CHALLENGE - Select, from the material below, each line with "North" in it.

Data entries
>>>
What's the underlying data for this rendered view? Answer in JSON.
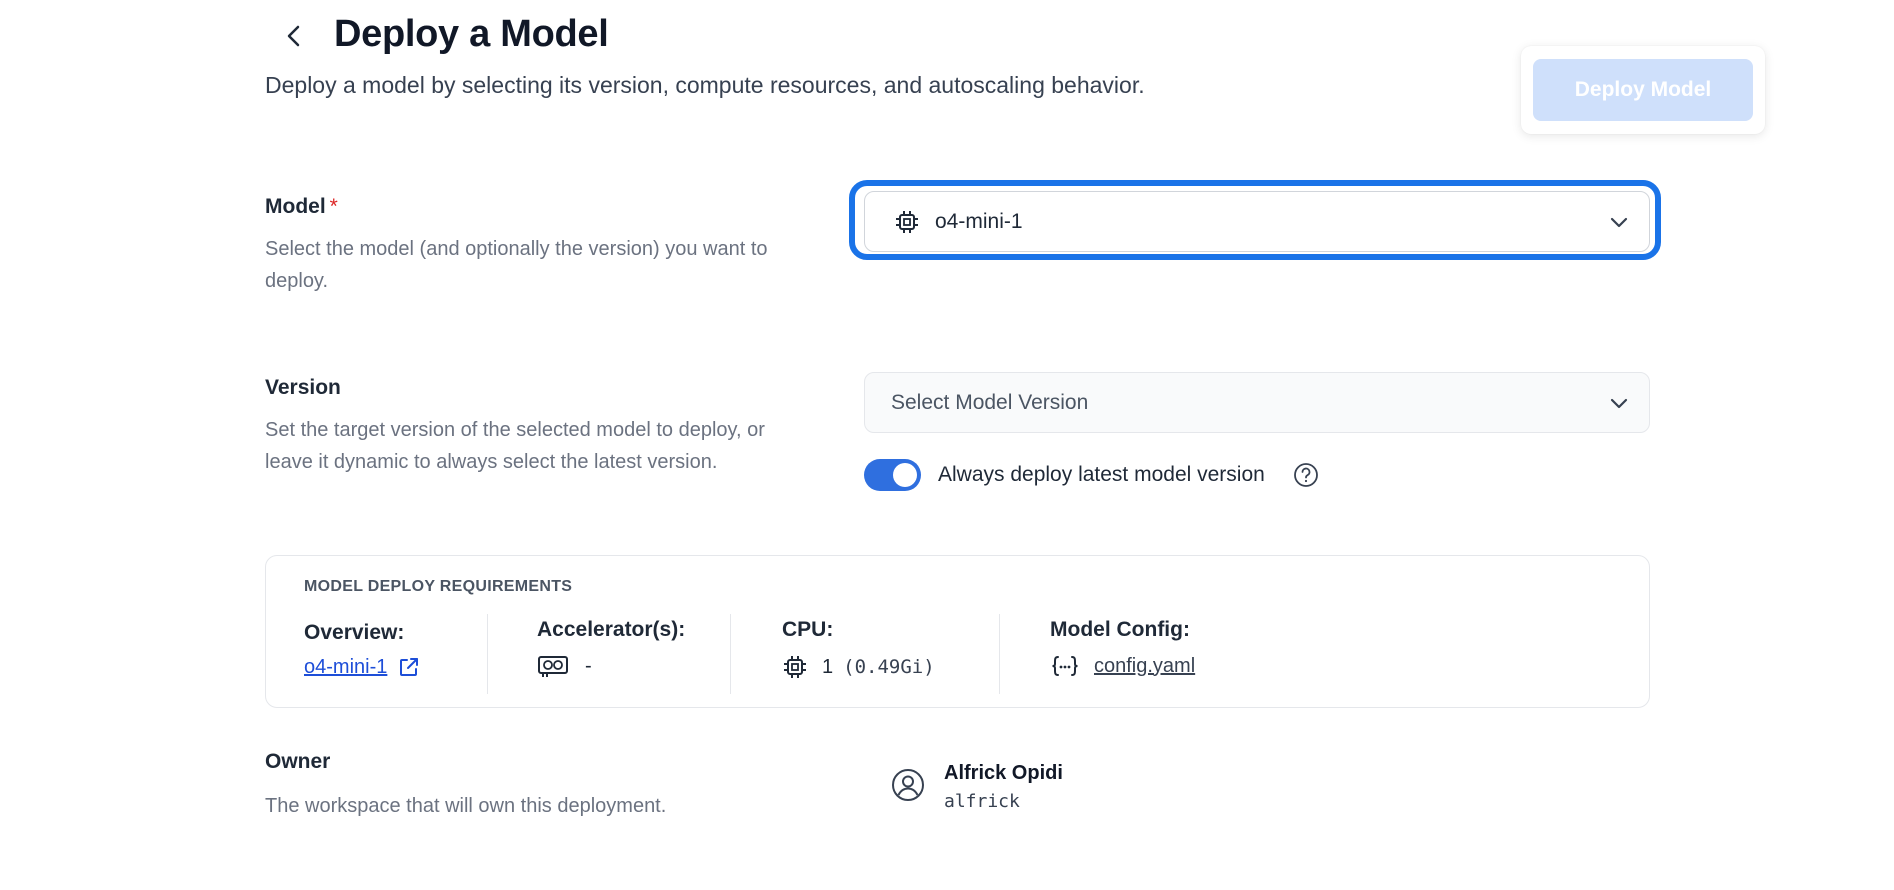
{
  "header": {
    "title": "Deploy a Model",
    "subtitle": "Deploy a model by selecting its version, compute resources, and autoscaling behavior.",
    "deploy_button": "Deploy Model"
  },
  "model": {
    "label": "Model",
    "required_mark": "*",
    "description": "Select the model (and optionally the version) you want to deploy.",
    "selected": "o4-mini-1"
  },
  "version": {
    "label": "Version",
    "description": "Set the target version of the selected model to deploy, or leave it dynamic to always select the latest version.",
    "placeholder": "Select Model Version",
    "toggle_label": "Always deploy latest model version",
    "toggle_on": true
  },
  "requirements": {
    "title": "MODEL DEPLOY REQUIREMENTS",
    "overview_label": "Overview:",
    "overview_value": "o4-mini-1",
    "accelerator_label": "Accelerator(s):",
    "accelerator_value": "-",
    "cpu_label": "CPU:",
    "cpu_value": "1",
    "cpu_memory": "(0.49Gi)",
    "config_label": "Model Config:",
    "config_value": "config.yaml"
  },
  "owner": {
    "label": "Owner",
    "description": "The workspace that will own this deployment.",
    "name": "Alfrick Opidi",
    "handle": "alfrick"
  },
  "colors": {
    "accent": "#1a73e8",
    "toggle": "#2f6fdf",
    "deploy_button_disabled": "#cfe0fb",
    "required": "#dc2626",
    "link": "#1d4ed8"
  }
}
<<<
>>>
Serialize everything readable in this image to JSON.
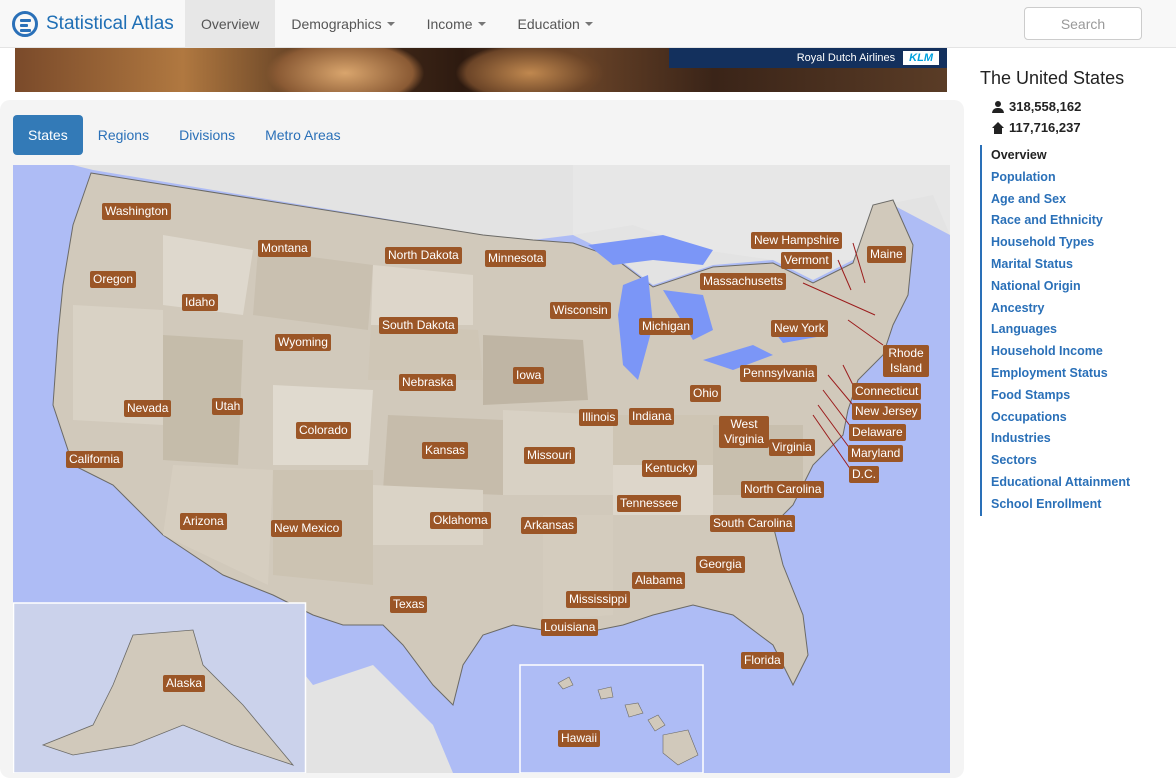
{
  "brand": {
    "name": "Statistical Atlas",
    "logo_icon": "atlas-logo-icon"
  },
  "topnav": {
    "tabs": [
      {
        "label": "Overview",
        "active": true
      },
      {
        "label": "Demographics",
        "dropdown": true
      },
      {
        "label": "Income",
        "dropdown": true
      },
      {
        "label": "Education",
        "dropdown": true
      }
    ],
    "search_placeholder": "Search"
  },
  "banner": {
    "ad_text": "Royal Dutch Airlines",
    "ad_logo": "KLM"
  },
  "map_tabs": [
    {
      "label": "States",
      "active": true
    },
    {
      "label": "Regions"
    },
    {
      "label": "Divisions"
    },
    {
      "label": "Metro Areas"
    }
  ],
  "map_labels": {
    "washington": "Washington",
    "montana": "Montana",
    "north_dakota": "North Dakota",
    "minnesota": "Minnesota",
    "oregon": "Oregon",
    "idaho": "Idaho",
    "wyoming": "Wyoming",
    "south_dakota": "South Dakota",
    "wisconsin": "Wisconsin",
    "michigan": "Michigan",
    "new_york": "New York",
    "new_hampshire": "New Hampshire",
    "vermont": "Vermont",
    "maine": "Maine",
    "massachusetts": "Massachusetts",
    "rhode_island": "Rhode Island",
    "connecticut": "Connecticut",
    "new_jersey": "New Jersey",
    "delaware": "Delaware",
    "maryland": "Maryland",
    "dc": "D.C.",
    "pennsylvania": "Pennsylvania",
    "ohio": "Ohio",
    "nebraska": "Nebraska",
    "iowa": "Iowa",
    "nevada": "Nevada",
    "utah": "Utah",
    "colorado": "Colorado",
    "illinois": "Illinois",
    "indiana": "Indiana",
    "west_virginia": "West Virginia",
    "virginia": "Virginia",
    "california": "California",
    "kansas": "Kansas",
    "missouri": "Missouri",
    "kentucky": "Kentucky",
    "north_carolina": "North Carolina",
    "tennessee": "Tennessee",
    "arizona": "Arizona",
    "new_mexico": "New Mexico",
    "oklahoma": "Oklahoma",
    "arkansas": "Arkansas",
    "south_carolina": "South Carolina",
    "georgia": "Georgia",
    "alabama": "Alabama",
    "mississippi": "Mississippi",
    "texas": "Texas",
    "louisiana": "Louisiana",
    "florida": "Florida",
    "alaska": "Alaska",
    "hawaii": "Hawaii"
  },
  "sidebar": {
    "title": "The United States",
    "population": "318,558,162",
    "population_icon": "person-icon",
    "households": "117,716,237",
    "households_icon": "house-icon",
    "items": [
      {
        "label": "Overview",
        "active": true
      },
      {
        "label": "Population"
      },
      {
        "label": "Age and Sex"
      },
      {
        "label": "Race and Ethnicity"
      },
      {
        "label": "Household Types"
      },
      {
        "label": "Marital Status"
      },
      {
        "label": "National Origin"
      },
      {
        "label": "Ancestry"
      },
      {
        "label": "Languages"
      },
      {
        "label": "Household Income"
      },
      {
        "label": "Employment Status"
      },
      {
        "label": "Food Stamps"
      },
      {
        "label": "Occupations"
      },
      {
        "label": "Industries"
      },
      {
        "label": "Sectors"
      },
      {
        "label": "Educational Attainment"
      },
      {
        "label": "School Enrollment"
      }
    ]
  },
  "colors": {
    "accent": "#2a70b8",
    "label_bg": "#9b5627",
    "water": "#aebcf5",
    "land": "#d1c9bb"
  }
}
<<<
REPLY TO THE TASK -
    "north_dakota": "North Dakota",
    "north_carolina": "North Carolina",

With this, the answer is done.